→ **Brief**
Scan the data beneath this task and copy each line that includes "group".

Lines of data
>>>
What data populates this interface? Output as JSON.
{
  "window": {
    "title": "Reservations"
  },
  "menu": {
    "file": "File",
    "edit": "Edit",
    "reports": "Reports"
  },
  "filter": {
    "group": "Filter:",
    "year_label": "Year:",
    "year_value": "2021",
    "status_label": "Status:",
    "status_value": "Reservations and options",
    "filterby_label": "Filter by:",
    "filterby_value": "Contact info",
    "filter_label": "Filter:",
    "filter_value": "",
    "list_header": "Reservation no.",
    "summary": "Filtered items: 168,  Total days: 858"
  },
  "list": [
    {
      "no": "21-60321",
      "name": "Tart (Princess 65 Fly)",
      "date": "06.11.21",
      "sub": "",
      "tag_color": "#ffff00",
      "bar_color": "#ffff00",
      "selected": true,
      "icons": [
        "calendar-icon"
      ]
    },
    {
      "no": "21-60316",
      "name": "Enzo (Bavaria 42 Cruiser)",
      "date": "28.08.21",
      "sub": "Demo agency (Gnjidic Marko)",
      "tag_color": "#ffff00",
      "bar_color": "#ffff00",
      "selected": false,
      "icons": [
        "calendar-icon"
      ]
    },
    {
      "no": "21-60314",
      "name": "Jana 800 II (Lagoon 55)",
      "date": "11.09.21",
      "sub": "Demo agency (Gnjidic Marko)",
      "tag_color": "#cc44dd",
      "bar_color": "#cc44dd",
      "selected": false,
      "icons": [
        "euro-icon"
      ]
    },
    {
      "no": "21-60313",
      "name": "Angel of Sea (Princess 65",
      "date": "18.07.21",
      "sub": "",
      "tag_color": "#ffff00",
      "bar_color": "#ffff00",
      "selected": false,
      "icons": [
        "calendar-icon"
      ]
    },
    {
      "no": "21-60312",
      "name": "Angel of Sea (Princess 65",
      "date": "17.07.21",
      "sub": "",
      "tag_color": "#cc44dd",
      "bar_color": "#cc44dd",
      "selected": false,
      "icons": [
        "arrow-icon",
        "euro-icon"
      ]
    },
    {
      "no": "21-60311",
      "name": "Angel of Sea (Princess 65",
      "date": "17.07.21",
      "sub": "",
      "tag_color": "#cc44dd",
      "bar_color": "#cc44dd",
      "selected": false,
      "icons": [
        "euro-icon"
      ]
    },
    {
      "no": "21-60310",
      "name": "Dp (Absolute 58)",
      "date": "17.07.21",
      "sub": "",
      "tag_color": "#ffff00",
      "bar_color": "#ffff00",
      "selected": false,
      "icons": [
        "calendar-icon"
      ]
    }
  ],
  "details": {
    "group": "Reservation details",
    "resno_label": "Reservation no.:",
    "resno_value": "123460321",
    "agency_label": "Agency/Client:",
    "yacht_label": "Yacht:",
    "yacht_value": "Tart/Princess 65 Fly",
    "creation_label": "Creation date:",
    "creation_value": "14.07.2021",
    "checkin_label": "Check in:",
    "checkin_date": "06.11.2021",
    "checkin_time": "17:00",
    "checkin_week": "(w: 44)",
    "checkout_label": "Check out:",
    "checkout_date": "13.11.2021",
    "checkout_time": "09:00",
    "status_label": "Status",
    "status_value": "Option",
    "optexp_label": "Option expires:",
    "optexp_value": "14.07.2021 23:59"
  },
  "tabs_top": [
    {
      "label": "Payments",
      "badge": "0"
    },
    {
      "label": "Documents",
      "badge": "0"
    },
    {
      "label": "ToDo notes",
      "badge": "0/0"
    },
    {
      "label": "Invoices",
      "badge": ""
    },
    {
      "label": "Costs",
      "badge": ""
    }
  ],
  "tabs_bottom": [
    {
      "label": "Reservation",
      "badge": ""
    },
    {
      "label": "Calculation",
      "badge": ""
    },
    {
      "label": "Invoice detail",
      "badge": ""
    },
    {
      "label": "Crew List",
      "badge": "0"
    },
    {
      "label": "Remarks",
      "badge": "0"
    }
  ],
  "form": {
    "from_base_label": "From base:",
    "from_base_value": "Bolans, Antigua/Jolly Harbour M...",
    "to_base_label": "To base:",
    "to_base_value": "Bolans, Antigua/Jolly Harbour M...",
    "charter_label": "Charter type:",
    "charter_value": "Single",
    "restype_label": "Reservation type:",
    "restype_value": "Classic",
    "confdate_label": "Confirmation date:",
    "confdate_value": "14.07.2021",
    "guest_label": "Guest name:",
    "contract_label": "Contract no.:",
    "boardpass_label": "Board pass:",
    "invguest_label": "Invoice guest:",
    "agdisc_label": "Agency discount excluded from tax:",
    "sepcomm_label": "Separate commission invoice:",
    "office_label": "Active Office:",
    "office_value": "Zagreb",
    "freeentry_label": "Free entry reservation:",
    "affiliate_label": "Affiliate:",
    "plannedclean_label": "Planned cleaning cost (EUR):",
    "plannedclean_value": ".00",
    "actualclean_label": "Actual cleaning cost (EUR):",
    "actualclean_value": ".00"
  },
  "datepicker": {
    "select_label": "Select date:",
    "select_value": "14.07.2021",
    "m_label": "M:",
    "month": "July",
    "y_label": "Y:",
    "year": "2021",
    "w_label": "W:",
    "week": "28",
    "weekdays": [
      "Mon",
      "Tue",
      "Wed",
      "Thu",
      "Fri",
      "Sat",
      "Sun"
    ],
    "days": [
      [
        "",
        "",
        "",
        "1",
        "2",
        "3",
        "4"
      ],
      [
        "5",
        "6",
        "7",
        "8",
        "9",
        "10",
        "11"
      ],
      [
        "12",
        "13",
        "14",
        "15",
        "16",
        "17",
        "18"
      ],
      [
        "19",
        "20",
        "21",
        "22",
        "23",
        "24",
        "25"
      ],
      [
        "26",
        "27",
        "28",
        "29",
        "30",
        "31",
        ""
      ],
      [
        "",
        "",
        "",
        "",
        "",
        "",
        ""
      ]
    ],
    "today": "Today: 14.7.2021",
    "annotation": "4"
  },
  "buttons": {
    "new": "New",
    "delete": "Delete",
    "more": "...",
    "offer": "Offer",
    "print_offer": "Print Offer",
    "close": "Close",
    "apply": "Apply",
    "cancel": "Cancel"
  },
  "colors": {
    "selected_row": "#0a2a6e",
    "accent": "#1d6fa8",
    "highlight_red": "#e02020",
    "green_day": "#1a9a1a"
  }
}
<<<
→ **Correct response**
    "group": "Filter:",
    "group": "Reservation details",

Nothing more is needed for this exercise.